(Beginning of PAGE EXCERPT)
Court Opinion

ID: 3399899
Source: CourtListenerOpinion
Date Created: 2016-07-05 19:11:05.16533+00
Date Added: 2024-06-11T13:36:37.048703
License: Public Domain

1. Within 10 days after a bill of exceptions is signed, certified, and filed, the plaintiff therein must serve a copy thereof upon the opposite party or his attorney, or obtain an acknowledgment of service. Code, § 6-911. The section just cited further provides, "and they alone are parties defendant in the appellate court who are thus served." Izlar v.  Central of Ga. Ry. Co., 162 Ga. 558 (134 S.E. 315);  Conaway v. Scott, 194 Ga. 841 (22 S.E.2d 806); South Side Atlanta Bank v. Anderson, 200 Ga. 322 (37 S.E.2d 404).
2. Where there is a non-resident defendant in error who is not represented by counsel, the bill of exceptions may be served, upon request of counsel for the plaintiff in error, by the clerk of the court by mailing a copy of same. There is no other provision of law for service by mailing a copy.  Presley v. Jones, 139 Ga. 814 (78 S.E. 126).
3. Although, where one is sued in several different capacities, he must be served with a copy of the bill of exceptions, yet, where a copy is handed to such one in person, this is tantamount to serving him in each of the capacities in which he is sued, and the writ of error is not subject to dismissal because there do not appear to have been as many services on such person as there were capacities in which he was sued.  Jordan v. Harber, 172 Ga. 139 (2) (157 S.E. 652).
(End of PAGE EXCERPT)
(Beginning of INFORMATION SUPPLIED)
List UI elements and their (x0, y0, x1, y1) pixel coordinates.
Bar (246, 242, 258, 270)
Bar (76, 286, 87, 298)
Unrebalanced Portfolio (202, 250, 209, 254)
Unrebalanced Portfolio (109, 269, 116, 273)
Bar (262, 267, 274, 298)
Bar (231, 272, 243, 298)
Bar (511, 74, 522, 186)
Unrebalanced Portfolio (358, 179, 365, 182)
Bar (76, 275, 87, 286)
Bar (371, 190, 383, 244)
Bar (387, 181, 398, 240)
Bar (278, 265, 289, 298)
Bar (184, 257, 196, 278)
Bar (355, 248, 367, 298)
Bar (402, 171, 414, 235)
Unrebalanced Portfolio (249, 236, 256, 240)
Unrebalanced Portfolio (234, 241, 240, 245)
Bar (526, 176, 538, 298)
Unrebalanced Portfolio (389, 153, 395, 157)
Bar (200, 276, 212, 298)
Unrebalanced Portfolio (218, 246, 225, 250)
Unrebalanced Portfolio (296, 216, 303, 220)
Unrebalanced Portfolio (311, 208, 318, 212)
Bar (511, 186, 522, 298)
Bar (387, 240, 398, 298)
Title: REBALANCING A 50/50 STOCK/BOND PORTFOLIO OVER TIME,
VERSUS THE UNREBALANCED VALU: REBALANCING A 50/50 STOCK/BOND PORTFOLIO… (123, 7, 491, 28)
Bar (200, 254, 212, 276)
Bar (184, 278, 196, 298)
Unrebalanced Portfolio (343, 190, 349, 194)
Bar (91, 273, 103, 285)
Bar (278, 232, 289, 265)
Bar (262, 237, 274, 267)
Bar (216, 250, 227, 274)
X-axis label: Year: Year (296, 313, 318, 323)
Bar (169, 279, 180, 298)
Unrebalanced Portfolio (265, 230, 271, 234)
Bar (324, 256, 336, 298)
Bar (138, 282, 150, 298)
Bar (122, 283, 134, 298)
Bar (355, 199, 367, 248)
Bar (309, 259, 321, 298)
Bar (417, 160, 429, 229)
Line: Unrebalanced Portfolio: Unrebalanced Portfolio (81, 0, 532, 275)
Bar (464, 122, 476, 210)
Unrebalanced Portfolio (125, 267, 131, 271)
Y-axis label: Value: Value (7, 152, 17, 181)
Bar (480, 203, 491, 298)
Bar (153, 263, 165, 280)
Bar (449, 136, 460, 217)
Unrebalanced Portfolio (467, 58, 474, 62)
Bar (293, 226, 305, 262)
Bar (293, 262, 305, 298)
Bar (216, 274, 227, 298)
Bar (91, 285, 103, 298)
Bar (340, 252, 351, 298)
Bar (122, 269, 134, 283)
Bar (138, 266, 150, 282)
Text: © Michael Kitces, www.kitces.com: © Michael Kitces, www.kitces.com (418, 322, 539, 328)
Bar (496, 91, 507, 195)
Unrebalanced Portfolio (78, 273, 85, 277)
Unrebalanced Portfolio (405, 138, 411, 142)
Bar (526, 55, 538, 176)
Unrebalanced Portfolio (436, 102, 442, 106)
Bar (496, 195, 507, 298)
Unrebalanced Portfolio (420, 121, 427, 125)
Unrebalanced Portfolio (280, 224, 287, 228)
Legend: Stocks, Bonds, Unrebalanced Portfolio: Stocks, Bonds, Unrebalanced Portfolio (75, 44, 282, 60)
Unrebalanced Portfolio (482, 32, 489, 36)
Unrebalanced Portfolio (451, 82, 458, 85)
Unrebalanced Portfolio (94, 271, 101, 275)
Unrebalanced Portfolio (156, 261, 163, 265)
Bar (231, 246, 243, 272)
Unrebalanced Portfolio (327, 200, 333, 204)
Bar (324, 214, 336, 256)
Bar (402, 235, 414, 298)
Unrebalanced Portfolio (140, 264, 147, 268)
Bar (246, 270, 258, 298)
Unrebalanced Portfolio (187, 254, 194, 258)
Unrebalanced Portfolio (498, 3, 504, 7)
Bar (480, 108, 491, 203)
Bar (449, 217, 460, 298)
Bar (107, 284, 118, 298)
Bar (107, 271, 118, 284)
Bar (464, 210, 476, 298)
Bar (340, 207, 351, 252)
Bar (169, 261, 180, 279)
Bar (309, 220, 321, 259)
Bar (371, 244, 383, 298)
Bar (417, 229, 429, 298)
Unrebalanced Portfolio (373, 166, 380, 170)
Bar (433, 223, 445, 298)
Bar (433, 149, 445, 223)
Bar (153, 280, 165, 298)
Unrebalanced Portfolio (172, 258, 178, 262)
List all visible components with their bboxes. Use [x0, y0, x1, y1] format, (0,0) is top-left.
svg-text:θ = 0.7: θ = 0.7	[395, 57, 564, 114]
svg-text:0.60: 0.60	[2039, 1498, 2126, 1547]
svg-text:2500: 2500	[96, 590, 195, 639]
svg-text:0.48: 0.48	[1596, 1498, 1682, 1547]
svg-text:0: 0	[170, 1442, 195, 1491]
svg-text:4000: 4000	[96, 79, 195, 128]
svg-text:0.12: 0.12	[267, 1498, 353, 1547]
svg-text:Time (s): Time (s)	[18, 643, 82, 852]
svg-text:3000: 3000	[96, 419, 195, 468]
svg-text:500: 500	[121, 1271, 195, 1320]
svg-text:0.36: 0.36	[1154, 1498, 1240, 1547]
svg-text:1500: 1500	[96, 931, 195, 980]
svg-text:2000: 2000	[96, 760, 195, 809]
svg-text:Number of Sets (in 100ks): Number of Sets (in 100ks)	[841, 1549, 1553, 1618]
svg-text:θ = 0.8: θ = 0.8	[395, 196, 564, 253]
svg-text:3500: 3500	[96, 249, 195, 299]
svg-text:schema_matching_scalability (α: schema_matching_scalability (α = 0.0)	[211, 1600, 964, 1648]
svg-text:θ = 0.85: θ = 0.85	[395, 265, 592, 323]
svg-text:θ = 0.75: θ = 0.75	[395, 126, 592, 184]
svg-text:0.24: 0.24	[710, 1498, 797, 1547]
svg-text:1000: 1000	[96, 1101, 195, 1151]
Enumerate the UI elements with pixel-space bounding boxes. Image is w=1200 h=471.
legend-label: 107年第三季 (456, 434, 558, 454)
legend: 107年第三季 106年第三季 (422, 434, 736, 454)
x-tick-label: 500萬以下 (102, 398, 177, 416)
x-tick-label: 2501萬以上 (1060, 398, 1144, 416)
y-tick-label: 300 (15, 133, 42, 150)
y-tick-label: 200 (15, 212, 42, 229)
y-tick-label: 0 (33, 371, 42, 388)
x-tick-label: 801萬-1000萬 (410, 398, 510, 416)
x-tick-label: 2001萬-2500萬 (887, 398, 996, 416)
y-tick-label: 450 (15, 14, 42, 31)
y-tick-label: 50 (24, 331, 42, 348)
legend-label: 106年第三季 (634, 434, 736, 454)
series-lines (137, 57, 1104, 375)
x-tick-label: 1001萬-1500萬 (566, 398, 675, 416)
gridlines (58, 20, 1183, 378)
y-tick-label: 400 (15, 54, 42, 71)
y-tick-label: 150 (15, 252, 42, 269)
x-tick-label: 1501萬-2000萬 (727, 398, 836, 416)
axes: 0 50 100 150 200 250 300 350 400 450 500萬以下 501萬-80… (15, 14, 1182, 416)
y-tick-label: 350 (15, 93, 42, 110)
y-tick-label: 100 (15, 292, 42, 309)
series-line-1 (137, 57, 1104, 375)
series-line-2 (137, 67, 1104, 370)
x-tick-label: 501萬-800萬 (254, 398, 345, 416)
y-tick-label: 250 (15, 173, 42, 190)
(End of INFORMATION SUPPLIED)
WORK INSTRUCTIONS =
1: Can you retype the stretch of the court opinion from "1. Within 10" through "(37 S.E.2d 404)." word for word?
2: Would you continue the court opinion on serving bills of exceptions from the point where it stops?
The listing has no connection to the court opinion.

ANSWER LIST =
1:
1. Within 10 days after a bill of exceptions is signed, certified, and filed, the plaintiff therein must serve a copy thereof upon the opposite party or his attorney, or obtain an acknowledgment of service. Code, § 6-911. The section just cited further provides, "and they alone are parties defendant in the appellate court who are thus served." Izlar v.  Central of Ga. Ry. Co., 162 Ga. 558 (134 S.E. 315);  Conaway v. Scott, 194 Ga. 841 (22 S.E.2d 806); South Side Atlanta Bank v. Anderson, 200 Ga. 322 (37 S.E.2d 404).

2:
4. In accordance with the foregoing rules of law, the present writ of error showing that Mrs. Ada D. Bodenheimer, although suing in her official capacity as a trustee, is nevertheless a defendant in her individual capacity, and that the judgment in favor of the plaintiffs as trustees of her husband's will is favorable to her in that it authorizes the trustees to pay both the State and Federal income taxes upon the amount which she is given under the will, she was therefore interested in sustaining the judgment, and would be adversely affected if the judgment is reversed. She is named and designated as a defendant in error. The record showing that, although she is made a defendant in error, she has not been served, nor has she waived or acknowledge service, nor has a copy of the bill of exceptions been mailed to her by the clerk of the court, the motion to dismiss upon this ground must be sustained.
Writ of error dismissed. All the Justices concur, except Almand, J., who is disqualified.
       No. 16734. SEPTEMBER 12, 1949. REHEARING DENIED OCTOBER 13, 1949.